(Records from a dataset)
▼
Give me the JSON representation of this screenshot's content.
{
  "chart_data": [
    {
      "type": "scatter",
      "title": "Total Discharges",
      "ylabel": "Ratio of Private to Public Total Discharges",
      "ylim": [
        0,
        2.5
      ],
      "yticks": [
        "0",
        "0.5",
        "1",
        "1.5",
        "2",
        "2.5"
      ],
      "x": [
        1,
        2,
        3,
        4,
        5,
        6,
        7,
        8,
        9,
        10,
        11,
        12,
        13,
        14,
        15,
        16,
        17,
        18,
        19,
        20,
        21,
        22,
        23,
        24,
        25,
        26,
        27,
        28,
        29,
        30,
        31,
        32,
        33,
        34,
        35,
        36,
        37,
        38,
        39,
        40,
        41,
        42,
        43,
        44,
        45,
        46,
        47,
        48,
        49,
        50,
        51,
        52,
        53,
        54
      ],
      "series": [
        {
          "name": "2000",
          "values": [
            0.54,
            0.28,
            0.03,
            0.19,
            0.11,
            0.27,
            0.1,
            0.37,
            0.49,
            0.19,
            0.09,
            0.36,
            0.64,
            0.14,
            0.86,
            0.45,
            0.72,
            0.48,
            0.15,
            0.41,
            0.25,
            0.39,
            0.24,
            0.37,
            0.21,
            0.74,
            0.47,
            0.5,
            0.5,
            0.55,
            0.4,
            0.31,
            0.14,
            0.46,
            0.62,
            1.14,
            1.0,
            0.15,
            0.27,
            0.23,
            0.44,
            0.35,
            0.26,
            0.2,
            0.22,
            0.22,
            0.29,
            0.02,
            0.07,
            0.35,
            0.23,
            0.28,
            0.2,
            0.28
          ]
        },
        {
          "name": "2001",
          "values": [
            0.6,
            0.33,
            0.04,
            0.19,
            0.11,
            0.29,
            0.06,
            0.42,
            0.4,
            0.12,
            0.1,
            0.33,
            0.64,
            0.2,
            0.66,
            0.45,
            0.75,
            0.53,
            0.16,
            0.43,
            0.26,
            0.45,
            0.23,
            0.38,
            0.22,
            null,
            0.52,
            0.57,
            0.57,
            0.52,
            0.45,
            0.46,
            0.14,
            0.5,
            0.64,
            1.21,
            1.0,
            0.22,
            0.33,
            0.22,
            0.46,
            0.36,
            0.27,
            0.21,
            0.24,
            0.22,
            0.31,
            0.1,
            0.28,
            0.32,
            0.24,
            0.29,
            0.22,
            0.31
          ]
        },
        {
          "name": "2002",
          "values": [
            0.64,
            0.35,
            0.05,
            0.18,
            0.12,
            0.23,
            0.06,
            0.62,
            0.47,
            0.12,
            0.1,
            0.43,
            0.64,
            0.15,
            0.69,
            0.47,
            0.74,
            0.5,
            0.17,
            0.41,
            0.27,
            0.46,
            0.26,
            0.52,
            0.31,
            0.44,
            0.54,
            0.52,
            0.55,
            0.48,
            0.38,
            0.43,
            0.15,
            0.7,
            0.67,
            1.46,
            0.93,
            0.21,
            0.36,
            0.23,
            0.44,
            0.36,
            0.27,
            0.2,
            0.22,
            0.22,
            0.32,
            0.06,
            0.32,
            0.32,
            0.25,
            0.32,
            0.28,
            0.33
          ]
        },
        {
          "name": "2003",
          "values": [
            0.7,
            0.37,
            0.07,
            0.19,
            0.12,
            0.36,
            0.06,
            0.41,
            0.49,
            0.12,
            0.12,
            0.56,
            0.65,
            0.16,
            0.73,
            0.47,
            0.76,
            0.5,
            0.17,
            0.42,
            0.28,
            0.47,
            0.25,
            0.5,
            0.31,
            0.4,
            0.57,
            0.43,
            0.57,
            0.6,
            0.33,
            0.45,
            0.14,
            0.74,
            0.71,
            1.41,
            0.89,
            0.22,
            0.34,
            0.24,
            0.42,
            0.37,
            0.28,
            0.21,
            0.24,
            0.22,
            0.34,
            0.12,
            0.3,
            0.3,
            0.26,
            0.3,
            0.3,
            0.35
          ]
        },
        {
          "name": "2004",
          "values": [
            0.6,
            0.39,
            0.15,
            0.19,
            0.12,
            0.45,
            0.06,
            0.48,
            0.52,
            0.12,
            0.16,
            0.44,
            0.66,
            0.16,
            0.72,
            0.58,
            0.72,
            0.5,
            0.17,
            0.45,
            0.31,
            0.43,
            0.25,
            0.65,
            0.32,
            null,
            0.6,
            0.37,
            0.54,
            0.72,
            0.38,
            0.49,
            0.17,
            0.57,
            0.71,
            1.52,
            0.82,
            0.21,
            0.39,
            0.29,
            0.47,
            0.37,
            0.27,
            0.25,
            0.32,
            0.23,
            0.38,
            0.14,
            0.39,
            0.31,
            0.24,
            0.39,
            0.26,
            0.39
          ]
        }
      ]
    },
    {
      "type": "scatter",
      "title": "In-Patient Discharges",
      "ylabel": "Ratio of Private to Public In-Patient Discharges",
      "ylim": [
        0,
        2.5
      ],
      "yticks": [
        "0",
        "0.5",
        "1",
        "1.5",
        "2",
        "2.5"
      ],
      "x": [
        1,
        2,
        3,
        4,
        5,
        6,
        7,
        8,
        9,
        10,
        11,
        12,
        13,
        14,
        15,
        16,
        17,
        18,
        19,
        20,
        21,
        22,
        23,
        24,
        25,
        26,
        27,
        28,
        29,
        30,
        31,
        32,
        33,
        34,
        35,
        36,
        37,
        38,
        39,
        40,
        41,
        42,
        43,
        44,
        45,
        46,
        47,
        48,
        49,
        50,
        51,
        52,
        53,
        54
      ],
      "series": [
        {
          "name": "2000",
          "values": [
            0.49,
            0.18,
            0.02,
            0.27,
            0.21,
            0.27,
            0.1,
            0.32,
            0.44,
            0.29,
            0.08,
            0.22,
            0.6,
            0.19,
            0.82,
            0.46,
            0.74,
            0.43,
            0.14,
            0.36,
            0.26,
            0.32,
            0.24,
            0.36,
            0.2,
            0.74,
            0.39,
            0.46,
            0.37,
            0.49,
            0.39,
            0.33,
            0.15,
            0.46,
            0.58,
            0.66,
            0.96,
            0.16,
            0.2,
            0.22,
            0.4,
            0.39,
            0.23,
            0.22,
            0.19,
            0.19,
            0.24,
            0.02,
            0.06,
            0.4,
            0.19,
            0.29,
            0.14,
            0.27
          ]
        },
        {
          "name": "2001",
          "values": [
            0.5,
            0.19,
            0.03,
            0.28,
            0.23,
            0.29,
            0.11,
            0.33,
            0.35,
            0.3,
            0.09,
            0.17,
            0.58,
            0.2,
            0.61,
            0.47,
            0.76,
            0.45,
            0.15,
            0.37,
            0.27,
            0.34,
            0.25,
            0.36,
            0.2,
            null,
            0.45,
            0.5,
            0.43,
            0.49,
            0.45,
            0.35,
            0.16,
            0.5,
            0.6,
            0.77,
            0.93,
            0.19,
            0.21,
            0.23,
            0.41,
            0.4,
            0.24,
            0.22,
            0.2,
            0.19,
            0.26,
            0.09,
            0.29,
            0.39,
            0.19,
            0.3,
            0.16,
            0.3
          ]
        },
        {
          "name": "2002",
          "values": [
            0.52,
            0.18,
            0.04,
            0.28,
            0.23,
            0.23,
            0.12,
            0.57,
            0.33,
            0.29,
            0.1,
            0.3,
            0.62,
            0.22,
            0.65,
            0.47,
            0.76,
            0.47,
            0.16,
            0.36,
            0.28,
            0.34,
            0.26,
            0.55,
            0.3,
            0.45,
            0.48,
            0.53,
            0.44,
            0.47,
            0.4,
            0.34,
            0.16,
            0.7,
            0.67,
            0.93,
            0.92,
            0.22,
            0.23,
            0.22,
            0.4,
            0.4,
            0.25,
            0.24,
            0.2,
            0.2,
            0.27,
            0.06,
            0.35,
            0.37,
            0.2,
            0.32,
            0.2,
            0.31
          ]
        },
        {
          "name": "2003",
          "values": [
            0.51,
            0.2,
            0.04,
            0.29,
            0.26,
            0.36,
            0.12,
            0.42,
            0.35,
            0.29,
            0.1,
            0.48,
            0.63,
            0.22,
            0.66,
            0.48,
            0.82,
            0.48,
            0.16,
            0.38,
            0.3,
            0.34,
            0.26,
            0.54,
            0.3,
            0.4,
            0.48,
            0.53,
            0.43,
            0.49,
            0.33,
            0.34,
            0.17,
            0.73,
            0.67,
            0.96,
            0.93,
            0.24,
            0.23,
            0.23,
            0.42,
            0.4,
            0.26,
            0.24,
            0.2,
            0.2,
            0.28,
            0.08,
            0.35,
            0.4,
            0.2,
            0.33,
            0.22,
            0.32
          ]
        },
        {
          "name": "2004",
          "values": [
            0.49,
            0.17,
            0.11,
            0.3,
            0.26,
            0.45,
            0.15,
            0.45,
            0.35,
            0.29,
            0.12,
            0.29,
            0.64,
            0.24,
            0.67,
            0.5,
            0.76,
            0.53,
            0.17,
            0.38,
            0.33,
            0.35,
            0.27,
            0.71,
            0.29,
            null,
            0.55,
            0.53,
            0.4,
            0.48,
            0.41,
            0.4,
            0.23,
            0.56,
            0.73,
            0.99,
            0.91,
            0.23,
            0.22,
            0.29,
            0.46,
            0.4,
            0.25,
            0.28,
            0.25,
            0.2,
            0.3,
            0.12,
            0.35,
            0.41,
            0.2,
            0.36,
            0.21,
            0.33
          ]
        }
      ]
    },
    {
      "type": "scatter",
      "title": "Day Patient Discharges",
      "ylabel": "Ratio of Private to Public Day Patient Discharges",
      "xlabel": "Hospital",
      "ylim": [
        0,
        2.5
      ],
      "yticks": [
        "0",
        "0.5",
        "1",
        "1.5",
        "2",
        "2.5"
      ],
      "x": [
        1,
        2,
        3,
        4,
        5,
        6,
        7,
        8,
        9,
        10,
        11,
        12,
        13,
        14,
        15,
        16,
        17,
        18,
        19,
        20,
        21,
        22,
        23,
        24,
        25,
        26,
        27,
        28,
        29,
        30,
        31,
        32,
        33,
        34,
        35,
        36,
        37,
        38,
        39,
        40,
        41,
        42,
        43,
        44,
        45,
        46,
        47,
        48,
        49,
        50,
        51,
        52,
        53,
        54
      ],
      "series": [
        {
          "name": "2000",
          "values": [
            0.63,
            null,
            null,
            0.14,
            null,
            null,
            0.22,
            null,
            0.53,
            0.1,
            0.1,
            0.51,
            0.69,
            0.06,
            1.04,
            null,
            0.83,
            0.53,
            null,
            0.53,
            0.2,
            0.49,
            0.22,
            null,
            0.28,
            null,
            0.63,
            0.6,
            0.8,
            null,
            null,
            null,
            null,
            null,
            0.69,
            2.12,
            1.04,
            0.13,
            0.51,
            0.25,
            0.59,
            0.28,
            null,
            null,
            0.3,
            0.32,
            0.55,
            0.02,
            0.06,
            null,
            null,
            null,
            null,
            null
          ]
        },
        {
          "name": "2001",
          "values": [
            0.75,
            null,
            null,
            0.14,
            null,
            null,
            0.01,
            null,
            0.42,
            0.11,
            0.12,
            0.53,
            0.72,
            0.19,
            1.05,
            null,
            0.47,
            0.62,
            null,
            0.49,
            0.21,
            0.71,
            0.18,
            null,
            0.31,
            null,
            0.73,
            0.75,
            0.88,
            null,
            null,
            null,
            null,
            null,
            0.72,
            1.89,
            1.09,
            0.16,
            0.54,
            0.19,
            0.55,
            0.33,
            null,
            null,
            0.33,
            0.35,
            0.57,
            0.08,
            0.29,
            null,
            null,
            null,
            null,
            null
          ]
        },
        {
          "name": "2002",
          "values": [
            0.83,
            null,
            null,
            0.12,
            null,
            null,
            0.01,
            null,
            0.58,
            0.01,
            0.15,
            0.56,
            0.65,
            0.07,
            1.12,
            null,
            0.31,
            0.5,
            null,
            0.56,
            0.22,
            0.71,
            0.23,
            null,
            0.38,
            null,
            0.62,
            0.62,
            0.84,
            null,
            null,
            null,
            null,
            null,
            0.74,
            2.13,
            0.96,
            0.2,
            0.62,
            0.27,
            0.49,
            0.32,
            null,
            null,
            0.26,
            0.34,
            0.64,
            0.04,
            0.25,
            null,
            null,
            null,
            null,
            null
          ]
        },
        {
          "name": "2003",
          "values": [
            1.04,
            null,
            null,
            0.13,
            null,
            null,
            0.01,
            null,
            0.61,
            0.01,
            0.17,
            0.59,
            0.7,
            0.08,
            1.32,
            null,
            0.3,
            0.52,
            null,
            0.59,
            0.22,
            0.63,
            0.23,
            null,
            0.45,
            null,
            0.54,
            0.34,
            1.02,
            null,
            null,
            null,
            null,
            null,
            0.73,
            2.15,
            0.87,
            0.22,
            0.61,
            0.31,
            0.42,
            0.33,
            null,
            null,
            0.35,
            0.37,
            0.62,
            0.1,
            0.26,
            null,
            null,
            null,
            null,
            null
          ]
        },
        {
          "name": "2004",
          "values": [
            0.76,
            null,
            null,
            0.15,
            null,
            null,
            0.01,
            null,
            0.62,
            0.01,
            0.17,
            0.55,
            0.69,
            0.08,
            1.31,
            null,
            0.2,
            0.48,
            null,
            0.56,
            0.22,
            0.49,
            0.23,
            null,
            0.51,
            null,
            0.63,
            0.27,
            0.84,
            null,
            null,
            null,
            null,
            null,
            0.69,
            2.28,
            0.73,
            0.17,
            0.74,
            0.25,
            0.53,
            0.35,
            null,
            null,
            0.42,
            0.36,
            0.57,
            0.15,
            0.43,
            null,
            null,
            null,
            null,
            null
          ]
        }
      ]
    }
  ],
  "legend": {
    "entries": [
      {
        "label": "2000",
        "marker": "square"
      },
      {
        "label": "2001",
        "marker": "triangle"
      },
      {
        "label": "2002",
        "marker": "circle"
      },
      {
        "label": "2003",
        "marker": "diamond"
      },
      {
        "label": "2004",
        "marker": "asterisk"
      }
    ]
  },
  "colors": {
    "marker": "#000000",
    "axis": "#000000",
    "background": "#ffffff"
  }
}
▲
> [Exercise aim]
Using the records given above, list every line that includes the word "Private".

> [Solution to this task]
      "ylabel": "Ratio of Private to Public Total Discharges",
      "ylabel": "Ratio of Private to Public In-Patient Discharges",
      "ylabel": "Ratio of Private to Public Day Patient Discharges",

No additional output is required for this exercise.